___ TEXT FOR ANALYSIS
The State of Nevada Department of Employment, Training and Rehabilitation building on E. St. Louis in Las Vegas
DETR
The State of Nevada Department of Employment, Training and Rehabilitation building on E. St. Louis in Las Vegas
Authorities are investigating what could be multiple Nevada unemployment debit cards that have been swiped without the cardholders knowledge or permission
Posted at 8:16 AM, Sep 10, 2020
and last updated 2020-09-10 12:23:09-04

LAS VEGAS (KTNV) — The state's unemployment crisis put at least one abuse victim in an odd predicament: give up her physical location or give up her unemployment benefits.

The predicament centers around Nevada's little known "Confidential Address Program" which is currently administered by the Nevada Department of Health & Human Services, Division of Child and Family Services.

The program allows certain individuals, such as victims of domestic violence, human trafficking and stalking, among other circumstances, to use a state-issued fictitious physical address and mailing address to hide from parties who may wish to do them harm.
______
PROMPT 1: According to the news excerpt, which agency currently administers Nevada's Confidential Address Program?
PROMPT 2: Reproduce the part of the news excerpt starting at "The program allows" and ending at "do them harm.".
___ DATA EXTRACTS
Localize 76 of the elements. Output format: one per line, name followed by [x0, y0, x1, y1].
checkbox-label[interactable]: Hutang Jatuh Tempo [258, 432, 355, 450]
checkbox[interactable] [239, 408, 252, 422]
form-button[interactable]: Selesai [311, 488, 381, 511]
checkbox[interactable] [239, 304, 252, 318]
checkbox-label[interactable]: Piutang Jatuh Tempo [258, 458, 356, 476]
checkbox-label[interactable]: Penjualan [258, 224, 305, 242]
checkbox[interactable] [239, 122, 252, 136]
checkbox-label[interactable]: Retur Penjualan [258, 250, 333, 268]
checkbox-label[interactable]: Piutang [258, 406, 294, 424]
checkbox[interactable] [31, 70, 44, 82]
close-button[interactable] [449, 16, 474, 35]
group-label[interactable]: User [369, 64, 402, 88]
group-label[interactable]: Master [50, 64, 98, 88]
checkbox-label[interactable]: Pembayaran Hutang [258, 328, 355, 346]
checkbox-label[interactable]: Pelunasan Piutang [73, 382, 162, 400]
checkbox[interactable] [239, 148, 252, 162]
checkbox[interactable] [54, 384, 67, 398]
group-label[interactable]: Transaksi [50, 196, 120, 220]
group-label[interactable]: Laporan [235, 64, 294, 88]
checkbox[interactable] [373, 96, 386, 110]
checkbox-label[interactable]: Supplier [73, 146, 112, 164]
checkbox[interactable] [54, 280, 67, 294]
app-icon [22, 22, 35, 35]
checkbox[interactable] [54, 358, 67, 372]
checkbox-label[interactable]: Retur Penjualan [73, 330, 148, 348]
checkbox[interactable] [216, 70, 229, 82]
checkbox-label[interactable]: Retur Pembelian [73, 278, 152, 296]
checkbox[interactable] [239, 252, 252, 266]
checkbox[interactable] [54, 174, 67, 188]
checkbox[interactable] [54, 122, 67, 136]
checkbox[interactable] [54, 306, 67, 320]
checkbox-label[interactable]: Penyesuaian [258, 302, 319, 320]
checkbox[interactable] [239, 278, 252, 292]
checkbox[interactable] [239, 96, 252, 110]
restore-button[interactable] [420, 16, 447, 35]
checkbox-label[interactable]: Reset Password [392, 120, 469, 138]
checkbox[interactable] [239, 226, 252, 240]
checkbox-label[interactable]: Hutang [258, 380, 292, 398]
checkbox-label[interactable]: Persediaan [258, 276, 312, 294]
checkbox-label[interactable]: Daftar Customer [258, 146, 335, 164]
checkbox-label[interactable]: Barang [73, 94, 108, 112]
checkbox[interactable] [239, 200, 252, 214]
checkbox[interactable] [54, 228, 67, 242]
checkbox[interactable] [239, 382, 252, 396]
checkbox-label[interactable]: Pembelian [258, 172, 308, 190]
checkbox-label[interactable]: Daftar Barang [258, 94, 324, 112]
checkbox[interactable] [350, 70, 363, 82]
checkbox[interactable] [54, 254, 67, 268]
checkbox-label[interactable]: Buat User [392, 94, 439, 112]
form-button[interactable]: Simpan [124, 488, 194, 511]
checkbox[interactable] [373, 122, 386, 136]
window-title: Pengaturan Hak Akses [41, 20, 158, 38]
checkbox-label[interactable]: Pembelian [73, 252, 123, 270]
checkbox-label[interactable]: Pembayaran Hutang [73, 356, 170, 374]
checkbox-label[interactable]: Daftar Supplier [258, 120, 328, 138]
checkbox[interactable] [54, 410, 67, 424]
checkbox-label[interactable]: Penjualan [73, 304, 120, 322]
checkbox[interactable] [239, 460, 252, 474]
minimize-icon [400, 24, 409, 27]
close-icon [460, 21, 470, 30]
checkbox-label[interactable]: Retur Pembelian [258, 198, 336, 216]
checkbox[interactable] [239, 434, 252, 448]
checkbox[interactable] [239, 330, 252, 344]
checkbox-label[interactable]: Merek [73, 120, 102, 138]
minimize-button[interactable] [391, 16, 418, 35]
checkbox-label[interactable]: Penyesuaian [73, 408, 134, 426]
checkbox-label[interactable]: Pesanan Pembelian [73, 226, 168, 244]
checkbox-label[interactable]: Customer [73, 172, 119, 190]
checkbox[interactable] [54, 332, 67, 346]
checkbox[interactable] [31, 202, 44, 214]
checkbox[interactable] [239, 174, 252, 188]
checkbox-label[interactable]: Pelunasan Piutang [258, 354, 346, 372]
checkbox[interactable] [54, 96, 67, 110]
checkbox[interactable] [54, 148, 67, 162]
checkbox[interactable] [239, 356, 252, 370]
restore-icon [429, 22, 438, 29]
______
ANSWER AREA 1: The Nevada Department of Health & Human Services, Division of Child and Family Services.

ANSWER AREA 2:
The program allows certain individuals, such as victims of domestic violence, human trafficking and stalking, among other circumstances, to use a state-issued fictitious physical address and mailing address to hide from parties who may wish to do them harm.